### Written exercise:
Reproduce every entry below precisely; do not include the pictures.

====== Data to use

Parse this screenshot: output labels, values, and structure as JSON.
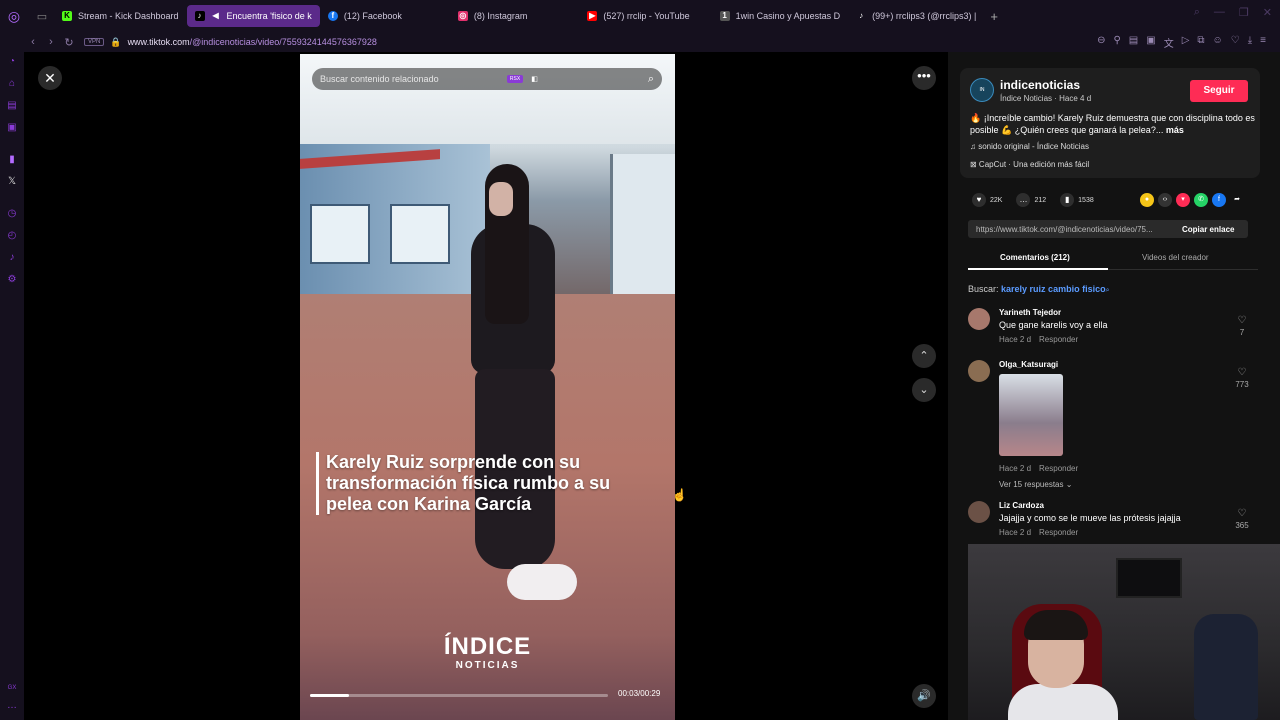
{
  "browser": {
    "tabs": [
      {
        "label": "Stream - Kick Dashboard",
        "color": "#53fc18",
        "glyph": "K"
      },
      {
        "label": "Encuentra 'fisico de k",
        "color": "#ffffff",
        "glyph": "♪"
      },
      {
        "label": "(12) Facebook",
        "color": "#1877f2",
        "glyph": "f"
      },
      {
        "label": "(8) Instagram",
        "color": "#e1306c",
        "glyph": "◎"
      },
      {
        "label": "(527) rrclip - YouTube",
        "color": "#ff0000",
        "glyph": "▶"
      },
      {
        "label": "1win Casino y Apuestas D",
        "color": "#555555",
        "glyph": "1"
      },
      {
        "label": "(99+) rrclips3 (@rrclips3) |",
        "color": "#ffffff",
        "glyph": "♪"
      }
    ],
    "url_prefix": "www.tiktok.com",
    "url_rest": "/@indicenoticias/video/7559324144576367928",
    "vpn_label": "VPN"
  },
  "video": {
    "search_placeholder": "Buscar contenido relacionado",
    "rsx_badge": "RSX",
    "caption": "Karely Ruiz sorprende con su transformación física rumbo a su pelea con Karina García",
    "brand_big": "ÍNDICE",
    "brand_small": "NOTICIAS",
    "timecode": "00:03/00:29",
    "progress": 0.13
  },
  "post": {
    "username": "indicenoticias",
    "subline": "Índice Noticias · Hace 4 d",
    "follow_label": "Seguir",
    "description": "🔥 ¡Increíble cambio! Karely Ruiz demuestra que con disciplina todo es posible 💪 ¿Quién crees que ganará la pelea?...",
    "more_label": "más",
    "music": "♫  sonido original - Índice Noticias",
    "capcut": "⊠  CapCut · Una edición más fácil",
    "likes": "22K",
    "comments": "212",
    "saves": "1538",
    "link": "https://www.tiktok.com/@indicenoticias/video/75...",
    "copy_label": "Copiar enlace",
    "tab_comments": "Comentarios (212)",
    "tab_creator": "Videos del creador",
    "search_prefix": "Buscar:",
    "search_term": "karely ruiz cambio fisico"
  },
  "comments": [
    {
      "user": "Yarineth Tejedor",
      "text": "Que gane karelis voy a ella",
      "meta": "Hace 2 d",
      "reply": "Responder",
      "likes": "7"
    },
    {
      "user": "Olga_Katsuragi",
      "text": "",
      "meta": "Hace 2 d",
      "reply": "Responder",
      "likes": "773",
      "replies_label": "Ver 15 respuestas ⌄"
    },
    {
      "user": "Liz Cardoza",
      "text": "Jajajja y como se le mueve las prótesis jajajja",
      "meta": "Hace 2 d",
      "reply": "Responder",
      "likes": "365"
    }
  ]
}
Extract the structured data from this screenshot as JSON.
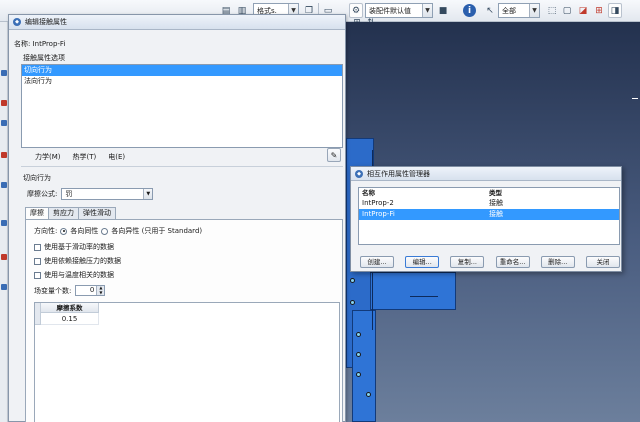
{
  "toolbar": {
    "partial_combo_text": "格式s.",
    "assembly_combo_value": "装配件默认值",
    "select_combo_value": "全部"
  },
  "edit_dialog": {
    "title": "编辑接触属性",
    "name_label": "名称:",
    "name_value": "IntProp-Fi",
    "options_label": "接触属性选项",
    "options": [
      "切向行为",
      "法向行为"
    ],
    "selected_option_index": 0,
    "menus": [
      "力学(M)",
      "热学(T)",
      "电(E)"
    ],
    "behavior_title": "切向行为",
    "friction_label": "摩擦公式:",
    "friction_value": "罚",
    "tabs": [
      "摩擦",
      "剪应力",
      "弹性滑动"
    ],
    "active_tab_index": 0,
    "direction_label": "方向性:",
    "direction_options": [
      "各向同性",
      "各向异性 (只用于 Standard)"
    ],
    "direction_selected_index": 0,
    "checkboxes": [
      "使用基于滑动率的数据",
      "使用依赖接触压力的数据",
      "使用与温度相关的数据"
    ],
    "field_vars_label": "场变量个数:",
    "field_vars_value": "0",
    "table_header": "摩擦系数",
    "table_values": [
      "0.15"
    ]
  },
  "manager": {
    "title": "相互作用属性管理器",
    "col_name": "名称",
    "col_type": "类型",
    "rows": [
      {
        "name": "IntProp-2",
        "type": "接触"
      },
      {
        "name": "IntProp-Fi",
        "type": "接触"
      }
    ],
    "selected_row_index": 1,
    "buttons": [
      "创建...",
      "编辑...",
      "复制...",
      "重命名...",
      "删除...",
      "关闭"
    ]
  },
  "colors": {
    "selection": "#3399ff",
    "model_blue": "#2f74d6",
    "viewport_top": "#23314e"
  }
}
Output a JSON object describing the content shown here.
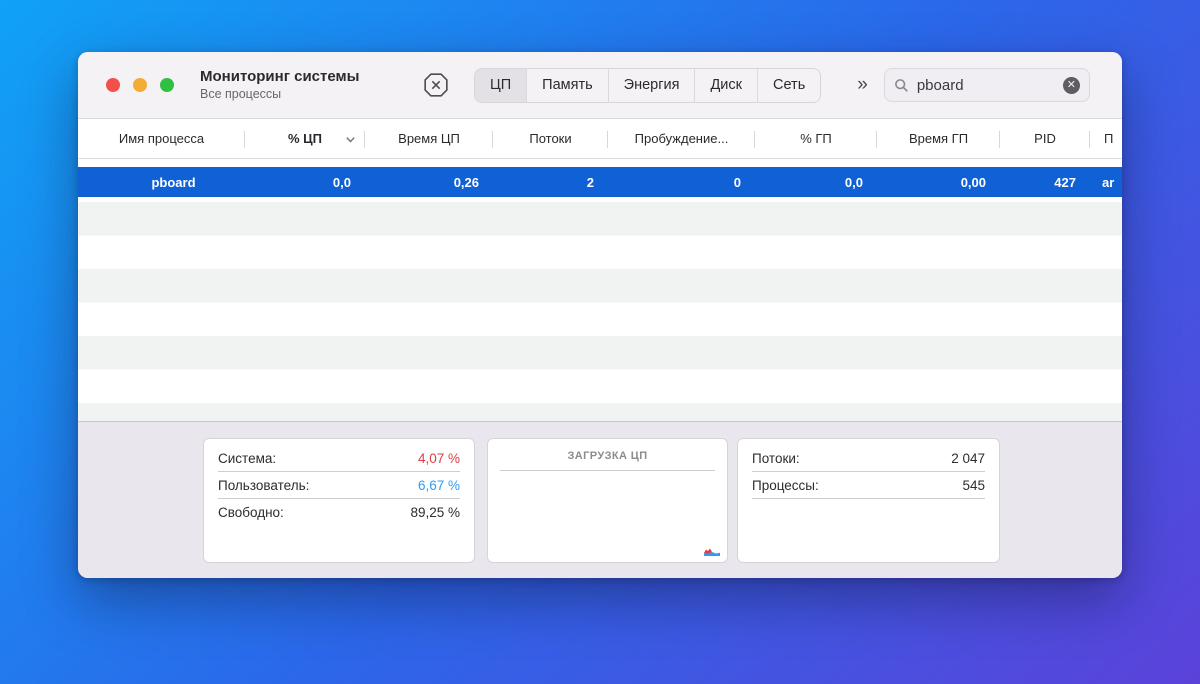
{
  "window": {
    "title": "Мониторинг системы",
    "subtitle": "Все процессы"
  },
  "toolbar": {
    "tabs": [
      {
        "label": "ЦП",
        "selected": true
      },
      {
        "label": "Память",
        "selected": false
      },
      {
        "label": "Энергия",
        "selected": false
      },
      {
        "label": "Диск",
        "selected": false
      },
      {
        "label": "Сеть",
        "selected": false
      }
    ],
    "overflow_label": "»",
    "search": {
      "value": "pboard"
    }
  },
  "table": {
    "columns": [
      {
        "label": "Имя процесса"
      },
      {
        "label": "% ЦП",
        "sorted": "desc"
      },
      {
        "label": "Время ЦП"
      },
      {
        "label": "Потоки"
      },
      {
        "label": "Пробуждение..."
      },
      {
        "label": "% ГП"
      },
      {
        "label": "Время ГП"
      },
      {
        "label": "PID"
      },
      {
        "label": "П"
      }
    ],
    "selected_row": {
      "values": [
        "pboard",
        "0,0",
        "0,26",
        "2",
        "0",
        "0,0",
        "0,00",
        "427",
        "ar"
      ]
    }
  },
  "footer": {
    "cpu": {
      "rows": [
        {
          "label": "Система:",
          "value": "4,07 %"
        },
        {
          "label": "Пользователь:",
          "value": "6,67 %"
        },
        {
          "label": "Свободно:",
          "value": "89,25 %"
        }
      ]
    },
    "chart": {
      "title": "ЗАГРУЗКА ЦП"
    },
    "counts": {
      "rows": [
        {
          "label": "Потоки:",
          "value": "2 047"
        },
        {
          "label": "Процессы:",
          "value": "545"
        }
      ]
    }
  },
  "colors": {
    "selection_blue": "#1061d5",
    "system_red": "#e23b41",
    "user_blue": "#2f9bf2",
    "background_gradient": [
      "#10a2f6",
      "#5b42d9"
    ]
  }
}
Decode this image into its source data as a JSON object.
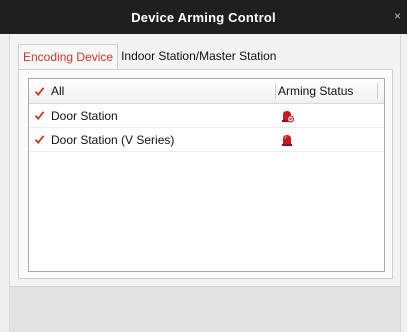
{
  "window": {
    "title": "Device Arming Control",
    "close_label": "×"
  },
  "tabs": [
    {
      "label": "Encoding Device",
      "active": true
    },
    {
      "label": "Indoor Station/Master Station",
      "active": false
    }
  ],
  "table": {
    "header": {
      "select_all_label": "All",
      "status_label": "Arming Status"
    },
    "rows": [
      {
        "name": "Door Station",
        "checked": true,
        "status_icon": "alarm-siren-disarmed-icon"
      },
      {
        "name": "Door Station (V Series)",
        "checked": true,
        "status_icon": "alarm-siren-icon"
      }
    ]
  },
  "colors": {
    "accent": "#d0342c",
    "titlebar": "#1f1f1f"
  }
}
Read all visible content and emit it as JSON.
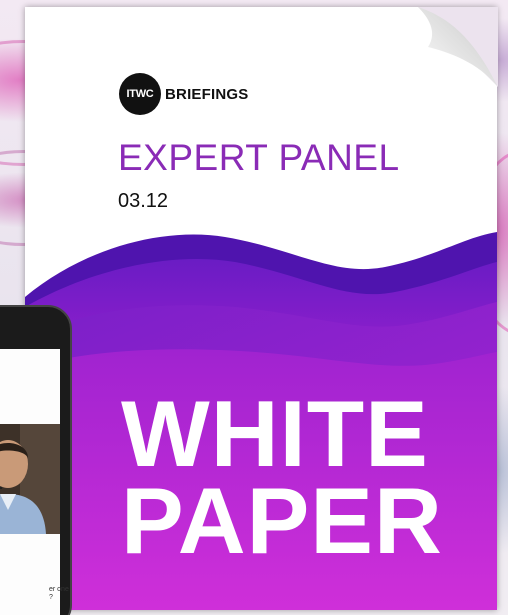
{
  "document": {
    "logo_badge": "ITWC",
    "logo_word": "BRIEFINGS",
    "title": "EXPERT PANEL",
    "date": "03.12",
    "headline_line1": "WHITE",
    "headline_line2": "PAPER"
  },
  "phone": {
    "caption": "er one\n?"
  },
  "colors": {
    "title": "#8a2bb6",
    "wave_dark": "#5a18b8",
    "wave_mid": "#8a1ecf",
    "wave_light": "#c930d6",
    "headline": "#ffffff"
  }
}
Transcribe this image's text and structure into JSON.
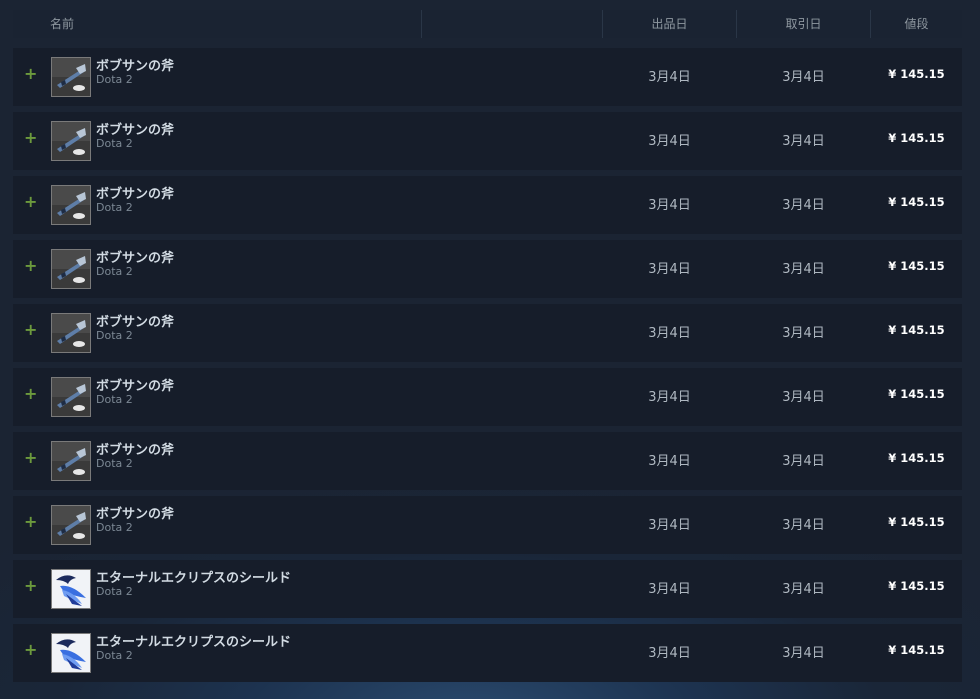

============

### Written solution:
Parse this screenshot: output labels, values, and structure as JSON.
{
  "browser": {
    "tabs": [
      {
        "label": "Stream - Kick Dashboard",
        "color": "#53fc18",
        "glyph": "K"
      },
      {
        "label": "Encuentra 'fisico de k",
        "color": "#ffffff",
        "glyph": "♪"
      },
      {
        "label": "(12) Facebook",
        "color": "#1877f2",
        "glyph": "f"
      },
      {
        "label": "(8) Instagram",
        "color": "#e1306c",
        "glyph": "◎"
      },
      {
        "label": "(527) rrclip - YouTube",
        "color": "#ff0000",
        "glyph": "▶"
      },
      {
        "label": "1win Casino y Apuestas D",
        "color": "#555555",
        "glyph": "1"
      },
      {
        "label": "(99+) rrclips3 (@rrclips3) |",
        "color": "#ffffff",
        "glyph": "♪"
      }
    ],
    "url_prefix": "www.tiktok.com",
    "url_rest": "/@indicenoticias/video/7559324144576367928",
    "vpn_label": "VPN"
  },
  "video": {
    "search_placeholder": "Buscar contenido relacionado",
    "rsx_badge": "RSX",
    "caption": "Karely Ruiz sorprende con su transformación física rumbo a su pelea con Karina García",
    "brand_big": "ÍNDICE",
    "brand_small": "NOTICIAS",
    "timecode": "00:03/00:29",
    "progress": 0.13
  },
  "post": {
    "username": "indicenoticias",
    "subline": "Índice Noticias · Hace 4 d",
    "follow_label": "Seguir",
    "description": "🔥 ¡Increíble cambio! Karely Ruiz demuestra que con disciplina todo es posible 💪 ¿Quién crees que ganará la pelea?...",
    "more_label": "más",
    "music": "♫  sonido original - Índice Noticias",
    "capcut": "⊠  CapCut · Una edición más fácil",
    "likes": "22K",
    "comments": "212",
    "saves": "1538",
    "link": "https://www.tiktok.com/@indicenoticias/video/75...",
    "copy_label": "Copiar enlace",
    "tab_comments": "Comentarios (212)",
    "tab_creator": "Videos del creador",
    "search_prefix": "Buscar:",
    "search_term": "karely ruiz cambio fisico"
  },
  "comments": [
    {
      "user": "Yarineth Tejedor",
      "text": "Que gane karelis voy a ella",
      "meta": "Hace 2 d",
      "reply": "Responder",
      "likes": "7"
    },
    {
      "user": "Olga_Katsuragi",
      "text": "",
      "meta": "Hace 2 d",
      "reply": "Responder",
      "likes": "773",
      "replies_label": "Ver 15 respuestas ⌄"
    },
    {
      "user": "Liz Cardoza",
      "text": "Jajajja y como se le mueve las prótesis jajajja",
      "meta": "Hace 2 d",
      "reply": "Responder",
      "likes": "365"
    }
  ]
}
Extract the structured data from this screenshot as JSON.
{
  "toolbar": {
    "partial_combo_text": "格式s.",
    "assembly_combo_value": "装配件默认值",
    "select_combo_value": "全部"
  },
  "edit_dialog": {
    "title": "编辑接触属性",
    "name_label": "名称:",
    "name_value": "IntProp-Fi",
    "options_label": "接触属性选项",
    "options": [
      "切向行为",
      "法向行为"
    ],
    "selected_option_index": 0,
    "menus": [
      "力学(M)",
      "热学(T)",
      "电(E)"
    ],
    "behavior_title": "切向行为",
    "friction_label": "摩擦公式:",
    "friction_value": "罚",
    "tabs": [
      "摩擦",
      "剪应力",
      "弹性滑动"
    ],
    "active_tab_index": 0,
    "direction_label": "方向性:",
    "direction_options": [
      "各向同性",
      "各向异性 (只用于 Standard)"
    ],
    "direction_selected_index": 0,
    "checkboxes": [
      "使用基于滑动率的数据",
      "使用依赖接触压力的数据",
      "使用与温度相关的数据"
    ],
    "field_vars_label": "场变量个数:",
    "field_vars_value": "0",
    "table_header": "摩擦系数",
    "table_values": [
      "0.15"
    ]
  },
  "manager": {
    "title": "相互作用属性管理器",
    "col_name": "名称",
    "col_type": "类型",
    "rows": [
      {
        "name": "IntProp-2",
        "type": "接触"
      },
      {
        "name": "IntProp-Fi",
        "type": "接触"
      }
    ],
    "selected_row_index": 1,
    "buttons": [
      "创建...",
      "编辑...",
      "复制...",
      "重命名...",
      "删除...",
      "关闭"
    ]
  },
  "colors": {
    "selection": "#3399ff",
    "model_blue": "#2f74d6",
    "viewport_top": "#23314e"
  }
}
Output a JSON object describing the content shown here.
{
  "window": {
    "title": "Мониторинг системы",
    "subtitle": "Все процессы"
  },
  "toolbar": {
    "tabs": [
      {
        "label": "ЦП",
        "selected": true
      },
      {
        "label": "Память",
        "selected": false
      },
      {
        "label": "Энергия",
        "selected": false
      },
      {
        "label": "Диск",
        "selected": false
      },
      {
        "label": "Сеть",
        "selected": false
      }
    ],
    "overflow_label": "»",
    "search": {
      "value": "pboard"
    }
  },
  "table": {
    "columns": [
      {
        "label": "Имя процесса"
      },
      {
        "label": "% ЦП",
        "sorted": "desc"
      },
      {
        "label": "Время ЦП"
      },
      {
        "label": "Потоки"
      },
      {
        "label": "Пробуждение..."
      },
      {
        "label": "% ГП"
      },
      {
        "label": "Время ГП"
      },
      {
        "label": "PID"
      },
      {
        "label": "П"
      }
    ],
    "selected_row": {
      "values": [
        "pboard",
        "0,0",
        "0,26",
        "2",
        "0",
        "0,0",
        "0,00",
        "427",
        "ar"
      ]
    }
  },
  "footer": {
    "cpu": {
      "rows": [
        {
          "label": "Система:",
          "value": "4,07 %"
        },
        {
          "label": "Пользователь:",
          "value": "6,67 %"
        },
        {
          "label": "Свободно:",
          "value": "89,25 %"
        }
      ]
    },
    "chart": {
      "title": "ЗАГРУЗКА ЦП"
    },
    "counts": {
      "rows": [
        {
          "label": "Потоки:",
          "value": "2 047"
        },
        {
          "label": "Процессы:",
          "value": "545"
        }
      ]
    }
  },
  "colors": {
    "selection_blue": "#1061d5",
    "system_red": "#e23b41",
    "user_blue": "#2f9bf2",
    "background_gradient": [
      "#10a2f6",
      "#5b42d9"
    ]
  }
}
Decode this image into its source data as a JSON object.
{
  "window": {
    "title": "Device Arming Control",
    "close_label": "×"
  },
  "tabs": [
    {
      "label": "Encoding Device",
      "active": true
    },
    {
      "label": "Indoor Station/Master Station",
      "active": false
    }
  ],
  "table": {
    "header": {
      "select_all_label": "All",
      "status_label": "Arming Status"
    },
    "rows": [
      {
        "name": "Door Station",
        "checked": true,
        "status_icon": "alarm-siren-disarmed-icon"
      },
      {
        "name": "Door Station (V Series)",
        "checked": true,
        "status_icon": "alarm-siren-icon"
      }
    ]
  },
  "colors": {
    "accent": "#d0342c",
    "titlebar": "#1f1f1f"
  }
}
Read all visible content and emit it as JSON.
{
  "document": {
    "logo_badge": "ITWC",
    "logo_word": "BRIEFINGS",
    "title": "EXPERT PANEL",
    "date": "03.12",
    "headline_line1": "WHITE",
    "headline_line2": "PAPER"
  },
  "phone": {
    "caption": "er one\n?"
  },
  "colors": {
    "title": "#8a2bb6",
    "wave_dark": "#5a18b8",
    "wave_mid": "#8a1ecf",
    "wave_light": "#c930d6",
    "headline": "#ffffff"
  }
}
Transcribe this image's text and structure into JSON.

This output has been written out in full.